RECORDS FOR THE TASK →

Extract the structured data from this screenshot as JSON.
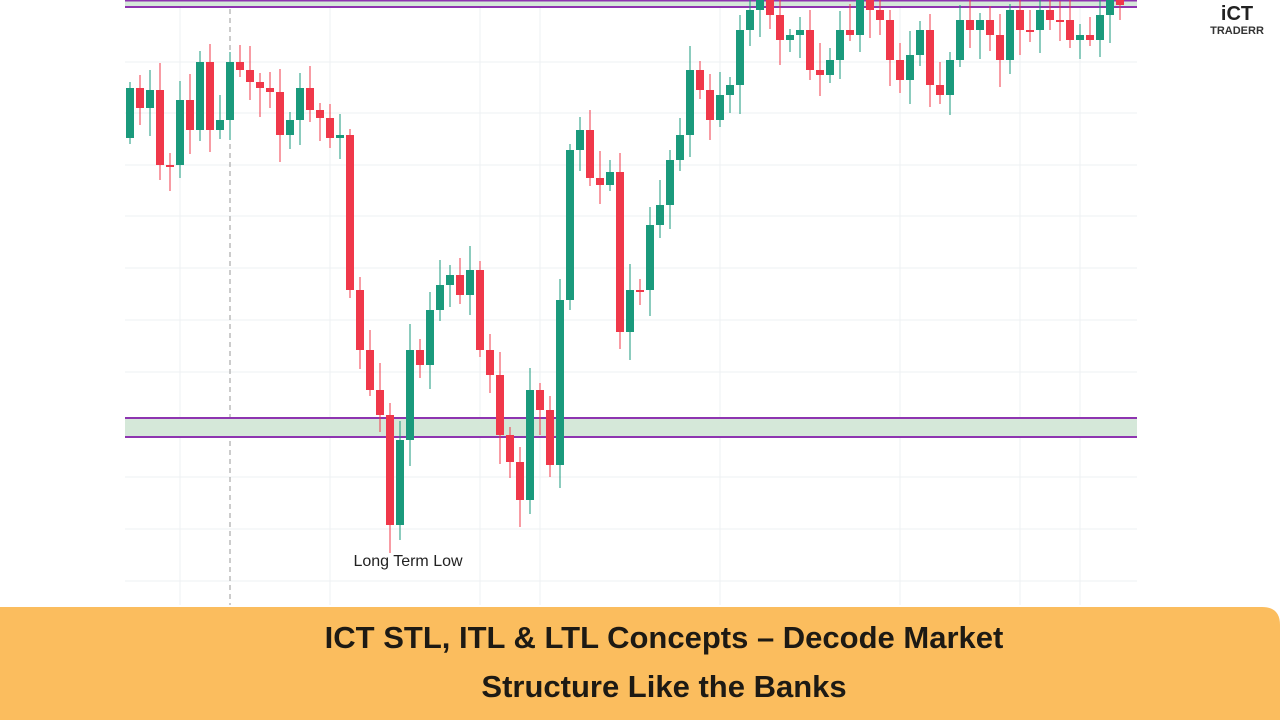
{
  "logo": {
    "brand": "iCT",
    "name": "TRADERR"
  },
  "chart": {
    "annotation": "Long Term Low"
  },
  "banner": {
    "title_lines": [
      "ICT STL, ITL & LTL Concepts – Decode Market",
      "Structure Like the Banks"
    ]
  }
}
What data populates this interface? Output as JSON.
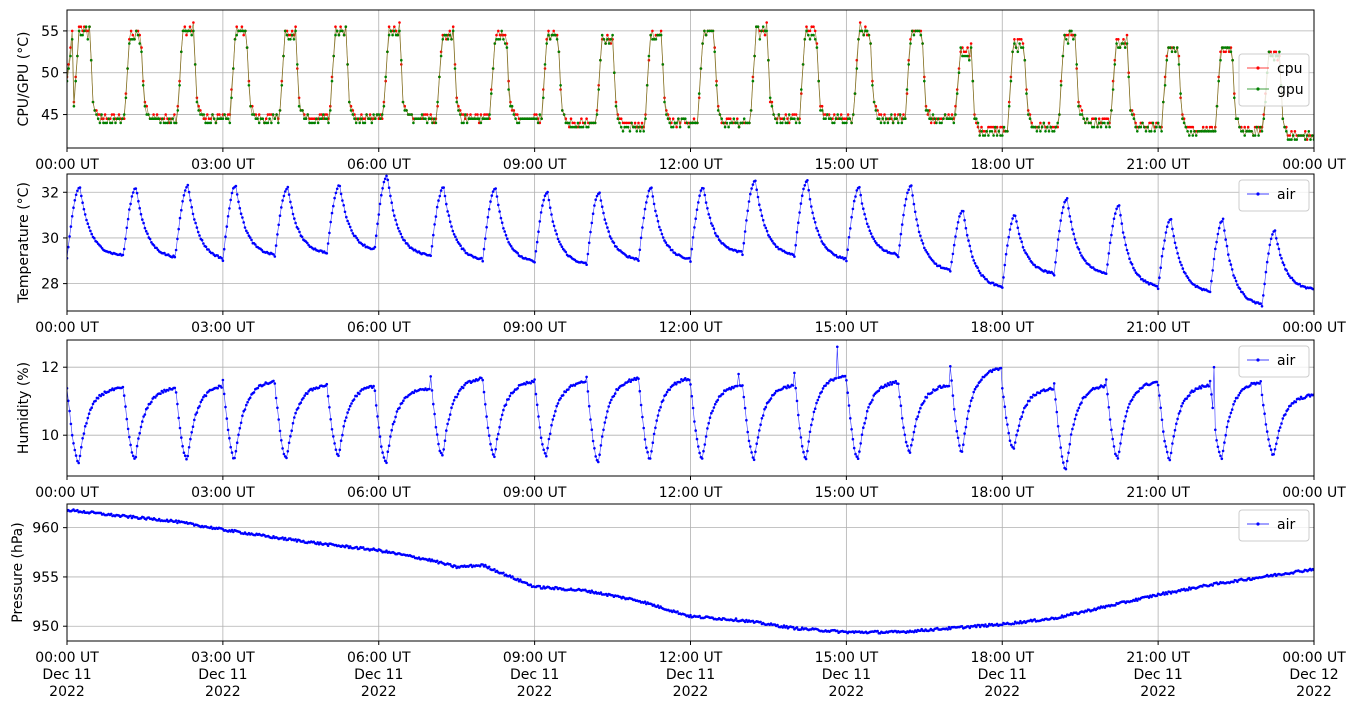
{
  "chart_data": [
    {
      "type": "line",
      "ylabel": "CPU/GPU (°C)",
      "xlim": [
        "2022-12-11T00:00",
        "2022-12-12T00:00"
      ],
      "ylim": [
        41,
        57.5
      ],
      "yticks": [
        45,
        50,
        55
      ],
      "xtick_labels": [
        "00:00 UT",
        "03:00 UT",
        "06:00 UT",
        "09:00 UT",
        "12:00 UT",
        "15:00 UT",
        "18:00 UT",
        "21:00 UT",
        "00:00 UT"
      ],
      "grid": true,
      "legend": "right",
      "cycle_pattern": {
        "period_minutes": 60,
        "rise_start_minutes": [
          7,
          66,
          127,
          188,
          245,
          303,
          365,
          427,
          488,
          548,
          611,
          667,
          728,
          789,
          846,
          908,
          968,
          1025,
          1086,
          1145,
          1205,
          1264,
          1326,
          1381
        ],
        "low_values": [
          44.5,
          44.5,
          44.5,
          44.5,
          44.5,
          44.5,
          44.5,
          44.5,
          44.5,
          43.8,
          43.5,
          44,
          44,
          44.5,
          44.5,
          44.5,
          44.5,
          43,
          43.5,
          44,
          43.5,
          43,
          43,
          42.5
        ],
        "high_values": [
          55.5,
          55,
          55.5,
          55.5,
          55,
          55.5,
          55.5,
          55,
          55,
          55,
          54.5,
          55,
          55.5,
          55.5,
          55.5,
          55.5,
          55.5,
          53,
          54,
          55,
          54,
          53.5,
          53.5,
          52.5
        ]
      },
      "series": [
        {
          "name": "cpu",
          "color": "#ff0000"
        },
        {
          "name": "gpu",
          "color": "#008000"
        }
      ]
    },
    {
      "type": "line",
      "ylabel": "Temperature (°C)",
      "xlim": [
        "2022-12-11T00:00",
        "2022-12-12T00:00"
      ],
      "ylim": [
        26.8,
        32.8
      ],
      "yticks": [
        28,
        30,
        32
      ],
      "xtick_labels": [
        "00:00 UT",
        "03:00 UT",
        "06:00 UT",
        "09:00 UT",
        "12:00 UT",
        "15:00 UT",
        "18:00 UT",
        "21:00 UT",
        "00:00 UT"
      ],
      "grid": true,
      "legend": "top-right",
      "cycle_pattern": {
        "rise_start_minutes": [
          0,
          65,
          125,
          180,
          240,
          300,
          355,
          420,
          480,
          540,
          600,
          660,
          720,
          780,
          840,
          900,
          960,
          1020,
          1080,
          1140,
          1200,
          1260,
          1320,
          1380
        ],
        "low_values": [
          29.1,
          29.2,
          29.1,
          29.0,
          29.2,
          29.3,
          29.4,
          29.2,
          29.0,
          28.9,
          28.8,
          29.0,
          29.0,
          29.3,
          29.2,
          29.0,
          29.2,
          28.5,
          27.8,
          28.4,
          28.4,
          27.8,
          27.6,
          27.0
        ],
        "high_values": [
          32.2,
          32.2,
          32.3,
          32.3,
          32.2,
          32.3,
          32.7,
          32.2,
          32.2,
          32.0,
          32.0,
          32.2,
          32.2,
          32.5,
          32.5,
          32.2,
          32.3,
          31.2,
          31.0,
          31.7,
          31.4,
          30.8,
          30.8,
          30.3
        ],
        "end_value": 27.7
      },
      "series": [
        {
          "name": "air",
          "color": "#0000ff"
        }
      ]
    },
    {
      "type": "line",
      "ylabel": "Humidity (%)",
      "xlim": [
        "2022-12-11T00:00",
        "2022-12-12T00:00"
      ],
      "ylim": [
        8.8,
        12.8
      ],
      "yticks": [
        10,
        12
      ],
      "xtick_labels": [
        "00:00 UT",
        "03:00 UT",
        "06:00 UT",
        "09:00 UT",
        "12:00 UT",
        "15:00 UT",
        "18:00 UT",
        "21:00 UT",
        "00:00 UT"
      ],
      "grid": true,
      "legend": "top-right",
      "cycle_pattern": {
        "dip_start_minutes": [
          0,
          65,
          125,
          180,
          240,
          300,
          355,
          420,
          480,
          540,
          600,
          660,
          720,
          780,
          840,
          900,
          960,
          1020,
          1080,
          1140,
          1200,
          1260,
          1320,
          1380
        ],
        "low_values": [
          9.2,
          9.3,
          9.3,
          9.3,
          9.3,
          9.4,
          9.2,
          9.4,
          9.4,
          9.4,
          9.2,
          9.3,
          9.3,
          9.3,
          9.3,
          9.3,
          9.5,
          9.5,
          9.6,
          9.0,
          9.3,
          9.3,
          9.3,
          9.4
        ],
        "high_values": [
          11.4,
          11.4,
          11.5,
          11.6,
          11.5,
          11.5,
          11.4,
          11.7,
          11.6,
          11.6,
          11.7,
          11.7,
          11.5,
          11.5,
          11.8,
          11.6,
          11.5,
          12.0,
          11.4,
          11.5,
          11.6,
          11.5,
          11.6,
          11.2
        ],
        "spikes": [
          [
            775,
            11.8
          ],
          [
            890,
            12.6
          ],
          [
            1325,
            12.0
          ]
        ]
      },
      "series": [
        {
          "name": "air",
          "color": "#0000ff"
        }
      ]
    },
    {
      "type": "line",
      "ylabel": "Pressure (hPa)",
      "xlim": [
        "2022-12-11T00:00",
        "2022-12-12T00:00"
      ],
      "ylim": [
        948.5,
        962.4
      ],
      "yticks": [
        950,
        955,
        960
      ],
      "xtick_labels": [
        "00:00 UT\nDec 11\n2022",
        "03:00 UT\nDec 11\n2022",
        "06:00 UT\nDec 11\n2022",
        "09:00 UT\nDec 11\n2022",
        "12:00 UT\nDec 11\n2022",
        "15:00 UT\nDec 11\n2022",
        "18:00 UT\nDec 11\n2022",
        "21:00 UT\nDec 11\n2022",
        "00:00 UT\nDec 12\n2022"
      ],
      "grid": true,
      "legend": "top-right",
      "keypoints": [
        [
          "2022-12-11T00:00",
          961.8
        ],
        [
          "2022-12-11T01:00",
          961.2
        ],
        [
          "2022-12-11T02:00",
          960.7
        ],
        [
          "2022-12-11T03:00",
          959.8
        ],
        [
          "2022-12-11T04:00",
          959.0
        ],
        [
          "2022-12-11T05:00",
          958.3
        ],
        [
          "2022-12-11T06:00",
          957.7
        ],
        [
          "2022-12-11T07:00",
          956.7
        ],
        [
          "2022-12-11T07:30",
          956.0
        ],
        [
          "2022-12-11T08:00",
          956.2
        ],
        [
          "2022-12-11T09:00",
          954.0
        ],
        [
          "2022-12-11T10:00",
          953.6
        ],
        [
          "2022-12-11T11:00",
          952.6
        ],
        [
          "2022-12-11T12:00",
          951.0
        ],
        [
          "2022-12-11T13:00",
          950.6
        ],
        [
          "2022-12-11T14:00",
          949.8
        ],
        [
          "2022-12-11T15:00",
          949.4
        ],
        [
          "2022-12-11T16:00",
          949.4
        ],
        [
          "2022-12-11T17:00",
          949.8
        ],
        [
          "2022-12-11T18:00",
          950.2
        ],
        [
          "2022-12-11T19:00",
          950.8
        ],
        [
          "2022-12-11T20:00",
          952.0
        ],
        [
          "2022-12-11T21:00",
          953.2
        ],
        [
          "2022-12-11T22:00",
          954.2
        ],
        [
          "2022-12-11T23:00",
          955.0
        ],
        [
          "2022-12-12T00:00",
          955.8
        ]
      ],
      "series": [
        {
          "name": "air",
          "color": "#0000ff"
        }
      ]
    }
  ]
}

PROMPT →
Reproduce the material above in full and without alteration, but skip all pictures.

SOLUTION TO THE PROBLEM →
Extract the structured data from this screenshot as JSON.
{
  "logo": {
    "brand": "iCT",
    "name": "TRADERR"
  },
  "chart": {
    "annotation": "Long Term Low"
  },
  "banner": {
    "title_lines": [
      "ICT STL, ITL & LTL Concepts – Decode Market",
      "Structure Like the Banks"
    ]
  }
}
What data populates this interface? Output as JSON.
{
  "chart_data": [
    {
      "type": "line",
      "ylabel": "CPU/GPU (°C)",
      "xlim": [
        "2022-12-11T00:00",
        "2022-12-12T00:00"
      ],
      "ylim": [
        41,
        57.5
      ],
      "yticks": [
        45,
        50,
        55
      ],
      "xtick_labels": [
        "00:00 UT",
        "03:00 UT",
        "06:00 UT",
        "09:00 UT",
        "12:00 UT",
        "15:00 UT",
        "18:00 UT",
        "21:00 UT",
        "00:00 UT"
      ],
      "grid": true,
      "legend": "right",
      "cycle_pattern": {
        "period_minutes": 60,
        "rise_start_minutes": [
          7,
          66,
          127,
          188,
          245,
          303,
          365,
          427,
          488,
          548,
          611,
          667,
          728,
          789,
          846,
          908,
          968,
          1025,
          1086,
          1145,
          1205,
          1264,
          1326,
          1381
        ],
        "low_values": [
          44.5,
          44.5,
          44.5,
          44.5,
          44.5,
          44.5,
          44.5,
          44.5,
          44.5,
          43.8,
          43.5,
          44,
          44,
          44.5,
          44.5,
          44.5,
          44.5,
          43,
          43.5,
          44,
          43.5,
          43,
          43,
          42.5
        ],
        "high_values": [
          55.5,
          55,
          55.5,
          55.5,
          55,
          55.5,
          55.5,
          55,
          55,
          55,
          54.5,
          55,
          55.5,
          55.5,
          55.5,
          55.5,
          55.5,
          53,
          54,
          55,
          54,
          53.5,
          53.5,
          52.5
        ]
      },
      "series": [
        {
          "name": "cpu",
          "color": "#ff0000"
        },
        {
          "name": "gpu",
          "color": "#008000"
        }
      ]
    },
    {
      "type": "line",
      "ylabel": "Temperature (°C)",
      "xlim": [
        "2022-12-11T00:00",
        "2022-12-12T00:00"
      ],
      "ylim": [
        26.8,
        32.8
      ],
      "yticks": [
        28,
        30,
        32
      ],
      "xtick_labels": [
        "00:00 UT",
        "03:00 UT",
        "06:00 UT",
        "09:00 UT",
        "12:00 UT",
        "15:00 UT",
        "18:00 UT",
        "21:00 UT",
        "00:00 UT"
      ],
      "grid": true,
      "legend": "top-right",
      "cycle_pattern": {
        "rise_start_minutes": [
          0,
          65,
          125,
          180,
          240,
          300,
          355,
          420,
          480,
          540,
          600,
          660,
          720,
          780,
          840,
          900,
          960,
          1020,
          1080,
          1140,
          1200,
          1260,
          1320,
          1380
        ],
        "low_values": [
          29.1,
          29.2,
          29.1,
          29.0,
          29.2,
          29.3,
          29.4,
          29.2,
          29.0,
          28.9,
          28.8,
          29.0,
          29.0,
          29.3,
          29.2,
          29.0,
          29.2,
          28.5,
          27.8,
          28.4,
          28.4,
          27.8,
          27.6,
          27.0
        ],
        "high_values": [
          32.2,
          32.2,
          32.3,
          32.3,
          32.2,
          32.3,
          32.7,
          32.2,
          32.2,
          32.0,
          32.0,
          32.2,
          32.2,
          32.5,
          32.5,
          32.2,
          32.3,
          31.2,
          31.0,
          31.7,
          31.4,
          30.8,
          30.8,
          30.3
        ],
        "end_value": 27.7
      },
      "series": [
        {
          "name": "air",
          "color": "#0000ff"
        }
      ]
    },
    {
      "type": "line",
      "ylabel": "Humidity (%)",
      "xlim": [
        "2022-12-11T00:00",
        "2022-12-12T00:00"
      ],
      "ylim": [
        8.8,
        12.8
      ],
      "yticks": [
        10,
        12
      ],
      "xtick_labels": [
        "00:00 UT",
        "03:00 UT",
        "06:00 UT",
        "09:00 UT",
        "12:00 UT",
        "15:00 UT",
        "18:00 UT",
        "21:00 UT",
        "00:00 UT"
      ],
      "grid": true,
      "legend": "top-right",
      "cycle_pattern": {
        "dip_start_minutes": [
          0,
          65,
          125,
          180,
          240,
          300,
          355,
          420,
          480,
          540,
          600,
          660,
          720,
          780,
          840,
          900,
          960,
          1020,
          1080,
          1140,
          1200,
          1260,
          1320,
          1380
        ],
        "low_values": [
          9.2,
          9.3,
          9.3,
          9.3,
          9.3,
          9.4,
          9.2,
          9.4,
          9.4,
          9.4,
          9.2,
          9.3,
          9.3,
          9.3,
          9.3,
          9.3,
          9.5,
          9.5,
          9.6,
          9.0,
          9.3,
          9.3,
          9.3,
          9.4
        ],
        "high_values": [
          11.4,
          11.4,
          11.5,
          11.6,
          11.5,
          11.5,
          11.4,
          11.7,
          11.6,
          11.6,
          11.7,
          11.7,
          11.5,
          11.5,
          11.8,
          11.6,
          11.5,
          12.0,
          11.4,
          11.5,
          11.6,
          11.5,
          11.6,
          11.2
        ],
        "spikes": [
          [
            775,
            11.8
          ],
          [
            890,
            12.6
          ],
          [
            1325,
            12.0
          ]
        ]
      },
      "series": [
        {
          "name": "air",
          "color": "#0000ff"
        }
      ]
    },
    {
      "type": "line",
      "ylabel": "Pressure (hPa)",
      "xlim": [
        "2022-12-11T00:00",
        "2022-12-12T00:00"
      ],
      "ylim": [
        948.5,
        962.4
      ],
      "yticks": [
        950,
        955,
        960
      ],
      "xtick_labels": [
        "00:00 UT\nDec 11\n2022",
        "03:00 UT\nDec 11\n2022",
        "06:00 UT\nDec 11\n2022",
        "09:00 UT\nDec 11\n2022",
        "12:00 UT\nDec 11\n2022",
        "15:00 UT\nDec 11\n2022",
        "18:00 UT\nDec 11\n2022",
        "21:00 UT\nDec 11\n2022",
        "00:00 UT\nDec 12\n2022"
      ],
      "grid": true,
      "legend": "top-right",
      "keypoints": [
        [
          "2022-12-11T00:00",
          961.8
        ],
        [
          "2022-12-11T01:00",
          961.2
        ],
        [
          "2022-12-11T02:00",
          960.7
        ],
        [
          "2022-12-11T03:00",
          959.8
        ],
        [
          "2022-12-11T04:00",
          959.0
        ],
        [
          "2022-12-11T05:00",
          958.3
        ],
        [
          "2022-12-11T06:00",
          957.7
        ],
        [
          "2022-12-11T07:00",
          956.7
        ],
        [
          "2022-12-11T07:30",
          956.0
        ],
        [
          "2022-12-11T08:00",
          956.2
        ],
        [
          "2022-12-11T09:00",
          954.0
        ],
        [
          "2022-12-11T10:00",
          953.6
        ],
        [
          "2022-12-11T11:00",
          952.6
        ],
        [
          "2022-12-11T12:00",
          951.0
        ],
        [
          "2022-12-11T13:00",
          950.6
        ],
        [
          "2022-12-11T14:00",
          949.8
        ],
        [
          "2022-12-11T15:00",
          949.4
        ],
        [
          "2022-12-11T16:00",
          949.4
        ],
        [
          "2022-12-11T17:00",
          949.8
        ],
        [
          "2022-12-11T18:00",
          950.2
        ],
        [
          "2022-12-11T19:00",
          950.8
        ],
        [
          "2022-12-11T20:00",
          952.0
        ],
        [
          "2022-12-11T21:00",
          953.2
        ],
        [
          "2022-12-11T22:00",
          954.2
        ],
        [
          "2022-12-11T23:00",
          955.0
        ],
        [
          "2022-12-12T00:00",
          955.8
        ]
      ],
      "series": [
        {
          "name": "air",
          "color": "#0000ff"
        }
      ]
    }
  ]
}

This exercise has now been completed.